===== EXERCISE DATA =====

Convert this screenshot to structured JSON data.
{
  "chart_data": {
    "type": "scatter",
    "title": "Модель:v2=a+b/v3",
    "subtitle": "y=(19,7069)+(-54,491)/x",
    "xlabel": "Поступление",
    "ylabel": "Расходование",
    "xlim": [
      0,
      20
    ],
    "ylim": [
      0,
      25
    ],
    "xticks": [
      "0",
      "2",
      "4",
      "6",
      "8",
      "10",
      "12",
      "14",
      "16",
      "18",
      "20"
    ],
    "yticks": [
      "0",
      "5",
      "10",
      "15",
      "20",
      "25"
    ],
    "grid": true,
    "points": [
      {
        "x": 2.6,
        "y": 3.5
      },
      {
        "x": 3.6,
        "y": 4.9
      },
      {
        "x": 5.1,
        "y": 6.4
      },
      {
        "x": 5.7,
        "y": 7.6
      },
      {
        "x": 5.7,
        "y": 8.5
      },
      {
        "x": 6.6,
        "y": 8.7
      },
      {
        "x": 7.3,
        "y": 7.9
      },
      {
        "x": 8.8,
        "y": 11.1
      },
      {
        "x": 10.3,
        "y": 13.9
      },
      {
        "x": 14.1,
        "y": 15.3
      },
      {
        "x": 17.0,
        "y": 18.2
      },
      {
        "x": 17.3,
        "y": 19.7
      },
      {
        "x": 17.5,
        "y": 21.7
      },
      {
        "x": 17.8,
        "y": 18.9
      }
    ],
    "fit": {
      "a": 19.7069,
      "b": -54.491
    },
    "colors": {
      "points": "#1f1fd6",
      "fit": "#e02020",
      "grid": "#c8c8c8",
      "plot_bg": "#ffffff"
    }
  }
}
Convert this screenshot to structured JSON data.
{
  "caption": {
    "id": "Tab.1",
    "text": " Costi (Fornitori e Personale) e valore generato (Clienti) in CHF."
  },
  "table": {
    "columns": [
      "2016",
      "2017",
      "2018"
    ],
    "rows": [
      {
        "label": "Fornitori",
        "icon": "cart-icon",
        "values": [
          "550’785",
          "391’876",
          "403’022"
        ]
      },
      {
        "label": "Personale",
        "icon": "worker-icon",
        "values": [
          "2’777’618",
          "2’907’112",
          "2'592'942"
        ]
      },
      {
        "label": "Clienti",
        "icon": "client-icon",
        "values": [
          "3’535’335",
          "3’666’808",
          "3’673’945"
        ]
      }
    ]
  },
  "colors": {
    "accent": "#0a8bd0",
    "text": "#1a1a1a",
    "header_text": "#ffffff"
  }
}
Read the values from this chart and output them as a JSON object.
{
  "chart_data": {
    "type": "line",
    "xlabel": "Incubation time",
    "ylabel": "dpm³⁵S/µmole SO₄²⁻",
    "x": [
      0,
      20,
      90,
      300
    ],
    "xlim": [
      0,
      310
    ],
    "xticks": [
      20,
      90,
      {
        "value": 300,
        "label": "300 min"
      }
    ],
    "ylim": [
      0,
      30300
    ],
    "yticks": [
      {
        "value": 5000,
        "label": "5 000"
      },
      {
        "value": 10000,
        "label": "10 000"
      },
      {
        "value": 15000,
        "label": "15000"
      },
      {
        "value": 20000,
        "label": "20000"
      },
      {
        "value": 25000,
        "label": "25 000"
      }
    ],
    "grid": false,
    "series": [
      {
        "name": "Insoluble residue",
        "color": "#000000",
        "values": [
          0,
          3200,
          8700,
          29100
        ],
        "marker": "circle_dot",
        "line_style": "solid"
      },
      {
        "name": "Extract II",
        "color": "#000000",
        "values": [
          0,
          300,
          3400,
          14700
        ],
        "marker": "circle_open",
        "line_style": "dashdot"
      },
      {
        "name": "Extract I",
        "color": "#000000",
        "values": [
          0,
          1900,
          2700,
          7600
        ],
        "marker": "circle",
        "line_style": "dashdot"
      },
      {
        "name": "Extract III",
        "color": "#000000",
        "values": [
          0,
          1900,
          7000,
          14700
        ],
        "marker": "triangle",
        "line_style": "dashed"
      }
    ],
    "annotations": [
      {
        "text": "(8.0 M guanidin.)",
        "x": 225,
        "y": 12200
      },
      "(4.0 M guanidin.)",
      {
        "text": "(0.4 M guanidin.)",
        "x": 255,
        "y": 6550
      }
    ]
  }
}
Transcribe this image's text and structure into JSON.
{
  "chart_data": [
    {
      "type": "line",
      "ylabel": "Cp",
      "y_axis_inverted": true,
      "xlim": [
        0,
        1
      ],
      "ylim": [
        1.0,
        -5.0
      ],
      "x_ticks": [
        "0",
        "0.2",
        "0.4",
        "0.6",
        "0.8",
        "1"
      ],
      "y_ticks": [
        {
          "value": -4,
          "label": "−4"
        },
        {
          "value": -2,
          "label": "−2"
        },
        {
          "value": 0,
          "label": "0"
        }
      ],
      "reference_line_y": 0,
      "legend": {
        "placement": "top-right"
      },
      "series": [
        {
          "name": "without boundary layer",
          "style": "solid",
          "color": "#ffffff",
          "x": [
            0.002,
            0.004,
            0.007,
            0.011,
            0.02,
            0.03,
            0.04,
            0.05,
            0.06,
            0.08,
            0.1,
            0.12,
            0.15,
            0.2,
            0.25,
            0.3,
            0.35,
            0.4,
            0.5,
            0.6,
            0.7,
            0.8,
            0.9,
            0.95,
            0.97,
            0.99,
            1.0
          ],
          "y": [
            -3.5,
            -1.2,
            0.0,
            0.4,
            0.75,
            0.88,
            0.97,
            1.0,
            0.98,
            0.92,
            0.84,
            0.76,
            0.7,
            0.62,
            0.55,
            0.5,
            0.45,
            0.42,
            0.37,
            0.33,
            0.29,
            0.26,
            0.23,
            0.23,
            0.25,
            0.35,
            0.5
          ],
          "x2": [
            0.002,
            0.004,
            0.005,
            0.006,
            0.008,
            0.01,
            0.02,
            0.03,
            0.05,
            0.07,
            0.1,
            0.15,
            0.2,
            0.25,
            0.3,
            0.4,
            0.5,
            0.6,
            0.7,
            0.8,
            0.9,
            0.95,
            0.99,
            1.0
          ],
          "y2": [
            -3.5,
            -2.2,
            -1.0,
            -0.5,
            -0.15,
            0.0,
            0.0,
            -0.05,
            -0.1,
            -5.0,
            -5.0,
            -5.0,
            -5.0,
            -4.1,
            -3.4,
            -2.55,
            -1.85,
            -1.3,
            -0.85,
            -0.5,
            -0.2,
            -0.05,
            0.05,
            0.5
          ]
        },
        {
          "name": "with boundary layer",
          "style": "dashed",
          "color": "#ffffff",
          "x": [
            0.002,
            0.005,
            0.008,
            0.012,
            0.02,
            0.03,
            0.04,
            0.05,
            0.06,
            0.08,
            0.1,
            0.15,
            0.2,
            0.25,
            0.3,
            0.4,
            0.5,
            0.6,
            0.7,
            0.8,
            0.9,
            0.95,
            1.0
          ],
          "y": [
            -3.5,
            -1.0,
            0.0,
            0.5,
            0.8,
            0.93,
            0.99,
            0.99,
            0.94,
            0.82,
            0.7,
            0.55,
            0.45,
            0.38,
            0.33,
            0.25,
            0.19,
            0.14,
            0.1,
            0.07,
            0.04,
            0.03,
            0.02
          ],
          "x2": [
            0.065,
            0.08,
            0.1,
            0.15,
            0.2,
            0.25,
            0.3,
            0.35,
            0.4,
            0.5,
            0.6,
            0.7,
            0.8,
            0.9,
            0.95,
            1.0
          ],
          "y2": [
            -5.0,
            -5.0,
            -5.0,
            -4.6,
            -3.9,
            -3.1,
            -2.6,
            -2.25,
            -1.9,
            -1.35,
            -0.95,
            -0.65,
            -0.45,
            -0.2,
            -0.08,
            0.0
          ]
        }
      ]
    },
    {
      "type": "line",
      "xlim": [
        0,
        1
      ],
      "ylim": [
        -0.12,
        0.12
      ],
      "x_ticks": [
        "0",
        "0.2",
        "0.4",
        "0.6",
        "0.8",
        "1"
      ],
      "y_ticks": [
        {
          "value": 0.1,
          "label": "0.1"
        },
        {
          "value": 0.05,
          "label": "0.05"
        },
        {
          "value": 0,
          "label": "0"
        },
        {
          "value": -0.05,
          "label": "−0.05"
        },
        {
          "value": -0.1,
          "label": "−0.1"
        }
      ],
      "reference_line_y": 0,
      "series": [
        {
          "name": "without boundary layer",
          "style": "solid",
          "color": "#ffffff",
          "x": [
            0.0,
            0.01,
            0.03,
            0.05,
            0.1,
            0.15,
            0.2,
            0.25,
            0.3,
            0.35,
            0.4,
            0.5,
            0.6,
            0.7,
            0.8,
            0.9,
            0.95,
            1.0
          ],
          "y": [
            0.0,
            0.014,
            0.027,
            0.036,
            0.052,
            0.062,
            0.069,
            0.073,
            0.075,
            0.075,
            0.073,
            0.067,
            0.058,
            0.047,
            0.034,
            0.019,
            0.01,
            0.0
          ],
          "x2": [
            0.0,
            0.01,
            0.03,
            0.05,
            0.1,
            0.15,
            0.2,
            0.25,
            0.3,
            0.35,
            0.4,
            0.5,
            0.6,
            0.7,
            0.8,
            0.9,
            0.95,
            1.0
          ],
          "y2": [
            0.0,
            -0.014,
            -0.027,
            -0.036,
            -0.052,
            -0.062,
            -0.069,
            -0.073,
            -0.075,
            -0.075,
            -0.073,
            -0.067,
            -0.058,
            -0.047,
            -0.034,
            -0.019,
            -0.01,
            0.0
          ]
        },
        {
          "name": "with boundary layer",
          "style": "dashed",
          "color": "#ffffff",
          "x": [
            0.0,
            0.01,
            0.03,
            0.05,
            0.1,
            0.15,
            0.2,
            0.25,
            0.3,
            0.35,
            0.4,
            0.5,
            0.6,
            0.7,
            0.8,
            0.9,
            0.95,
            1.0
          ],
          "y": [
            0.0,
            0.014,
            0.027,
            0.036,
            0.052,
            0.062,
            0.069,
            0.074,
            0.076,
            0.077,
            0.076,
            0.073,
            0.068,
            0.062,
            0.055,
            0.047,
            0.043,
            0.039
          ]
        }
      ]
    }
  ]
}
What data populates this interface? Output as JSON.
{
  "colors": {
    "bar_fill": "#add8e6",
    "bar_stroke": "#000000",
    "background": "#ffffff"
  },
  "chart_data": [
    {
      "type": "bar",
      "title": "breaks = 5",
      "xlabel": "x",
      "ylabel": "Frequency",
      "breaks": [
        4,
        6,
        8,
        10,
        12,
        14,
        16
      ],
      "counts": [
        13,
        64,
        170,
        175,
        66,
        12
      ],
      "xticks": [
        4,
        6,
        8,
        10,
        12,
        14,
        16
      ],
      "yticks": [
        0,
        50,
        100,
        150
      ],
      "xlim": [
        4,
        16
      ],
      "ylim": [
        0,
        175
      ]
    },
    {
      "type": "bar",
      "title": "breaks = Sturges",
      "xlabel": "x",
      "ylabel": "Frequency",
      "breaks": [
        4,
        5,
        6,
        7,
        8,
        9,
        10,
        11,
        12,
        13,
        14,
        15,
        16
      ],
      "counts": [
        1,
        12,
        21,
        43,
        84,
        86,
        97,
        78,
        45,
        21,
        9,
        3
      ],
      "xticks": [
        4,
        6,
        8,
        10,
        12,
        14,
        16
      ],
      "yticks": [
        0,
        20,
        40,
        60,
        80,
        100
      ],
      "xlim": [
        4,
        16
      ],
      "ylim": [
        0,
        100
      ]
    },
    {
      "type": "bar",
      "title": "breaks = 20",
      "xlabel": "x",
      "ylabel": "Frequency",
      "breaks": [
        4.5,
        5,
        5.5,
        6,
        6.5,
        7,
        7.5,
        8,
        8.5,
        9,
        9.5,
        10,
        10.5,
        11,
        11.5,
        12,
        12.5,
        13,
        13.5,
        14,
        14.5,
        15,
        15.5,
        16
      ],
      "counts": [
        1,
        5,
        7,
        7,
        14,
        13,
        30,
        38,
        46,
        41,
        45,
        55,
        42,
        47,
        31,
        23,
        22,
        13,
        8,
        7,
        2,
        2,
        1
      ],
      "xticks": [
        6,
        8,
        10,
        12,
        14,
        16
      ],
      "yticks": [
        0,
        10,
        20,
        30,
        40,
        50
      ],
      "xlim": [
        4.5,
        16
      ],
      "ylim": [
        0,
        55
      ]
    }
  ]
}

=====

THE EXERCISE » Check each line in the records for the word "this" and say how many have it, with nothing else.

WRITTEN SOLUTION » 5